BRIEF. Look through the records below, and copy out every line that holds the string "wave".

##### INFORMATION SUPPLIED #####

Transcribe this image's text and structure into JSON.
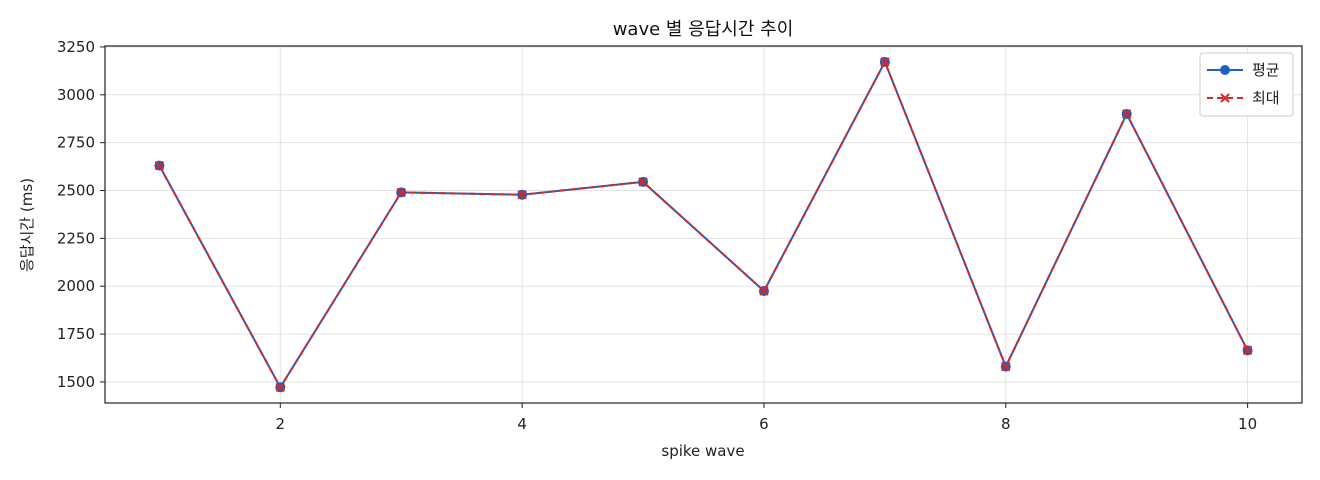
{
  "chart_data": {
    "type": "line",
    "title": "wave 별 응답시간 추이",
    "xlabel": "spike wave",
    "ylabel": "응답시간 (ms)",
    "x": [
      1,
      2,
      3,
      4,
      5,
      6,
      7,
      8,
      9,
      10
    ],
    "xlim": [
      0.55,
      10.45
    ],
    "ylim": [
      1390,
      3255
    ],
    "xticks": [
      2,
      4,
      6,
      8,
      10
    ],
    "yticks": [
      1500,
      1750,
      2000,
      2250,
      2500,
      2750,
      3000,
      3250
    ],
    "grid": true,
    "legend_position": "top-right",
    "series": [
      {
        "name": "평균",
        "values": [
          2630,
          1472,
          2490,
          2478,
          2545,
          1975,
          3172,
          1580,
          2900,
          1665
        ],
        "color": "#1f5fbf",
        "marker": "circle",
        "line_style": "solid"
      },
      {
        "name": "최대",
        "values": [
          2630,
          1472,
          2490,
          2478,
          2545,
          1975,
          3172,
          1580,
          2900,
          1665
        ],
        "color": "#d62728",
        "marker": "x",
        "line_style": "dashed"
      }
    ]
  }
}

#####
##### INFORMATION SUPPLIED #####

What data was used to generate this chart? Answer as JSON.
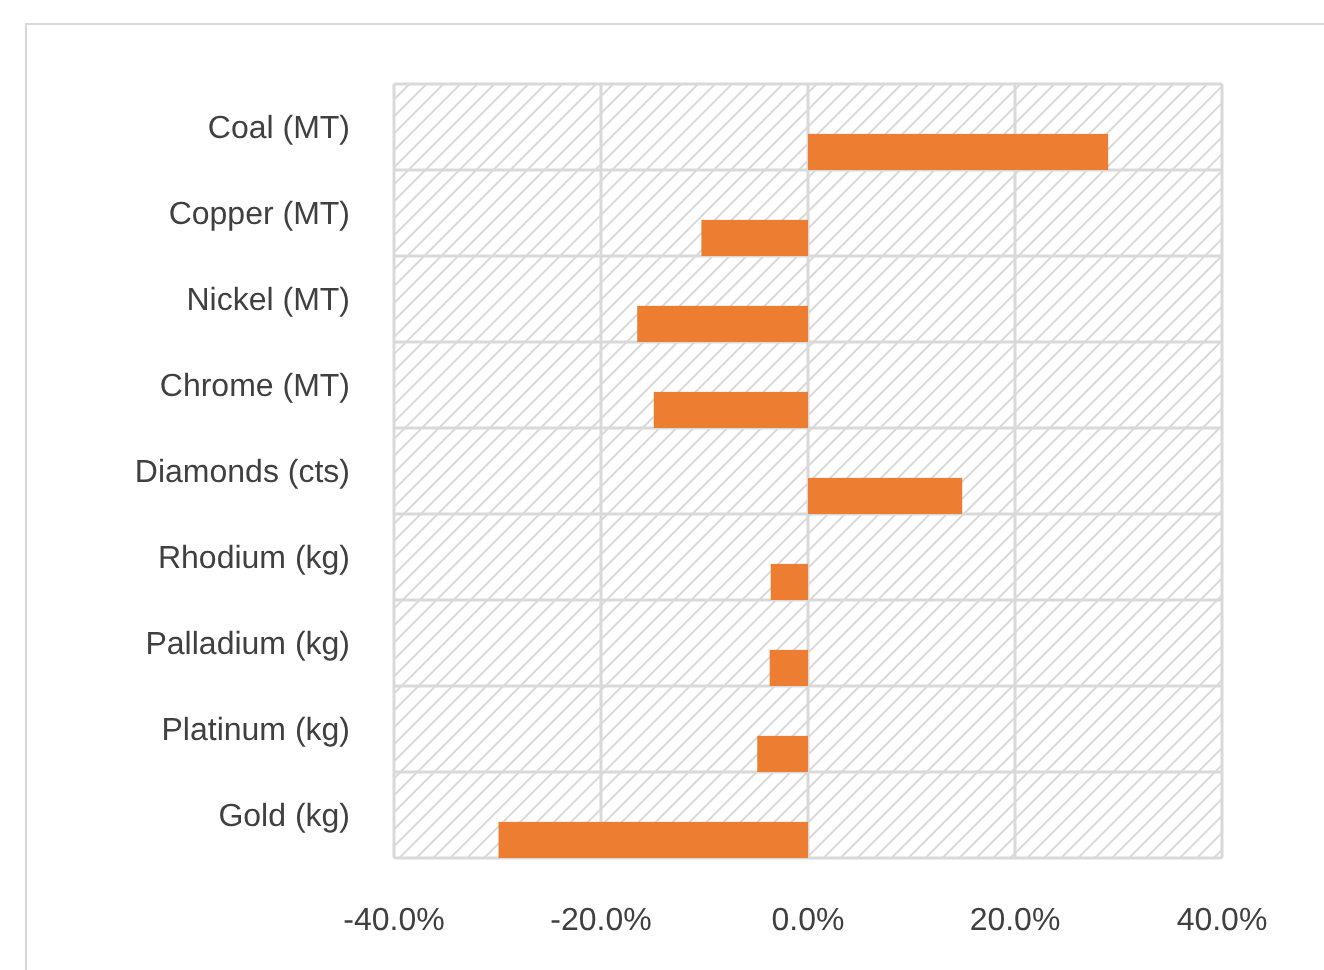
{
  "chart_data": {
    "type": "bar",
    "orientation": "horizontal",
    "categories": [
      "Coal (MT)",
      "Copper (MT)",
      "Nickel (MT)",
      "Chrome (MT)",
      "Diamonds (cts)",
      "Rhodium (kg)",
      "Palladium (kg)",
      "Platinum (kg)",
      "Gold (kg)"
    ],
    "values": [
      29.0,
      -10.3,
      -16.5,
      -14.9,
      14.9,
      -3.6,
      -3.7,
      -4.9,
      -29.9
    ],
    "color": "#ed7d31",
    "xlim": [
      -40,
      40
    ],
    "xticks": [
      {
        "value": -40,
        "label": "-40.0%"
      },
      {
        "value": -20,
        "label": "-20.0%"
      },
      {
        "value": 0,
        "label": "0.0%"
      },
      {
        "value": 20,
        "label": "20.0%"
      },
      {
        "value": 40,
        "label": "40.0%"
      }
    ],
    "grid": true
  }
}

#####

EXERCISE RESPONSE.
    "title": "wave 별 응답시간 추이",
    "xlabel": "spike wave",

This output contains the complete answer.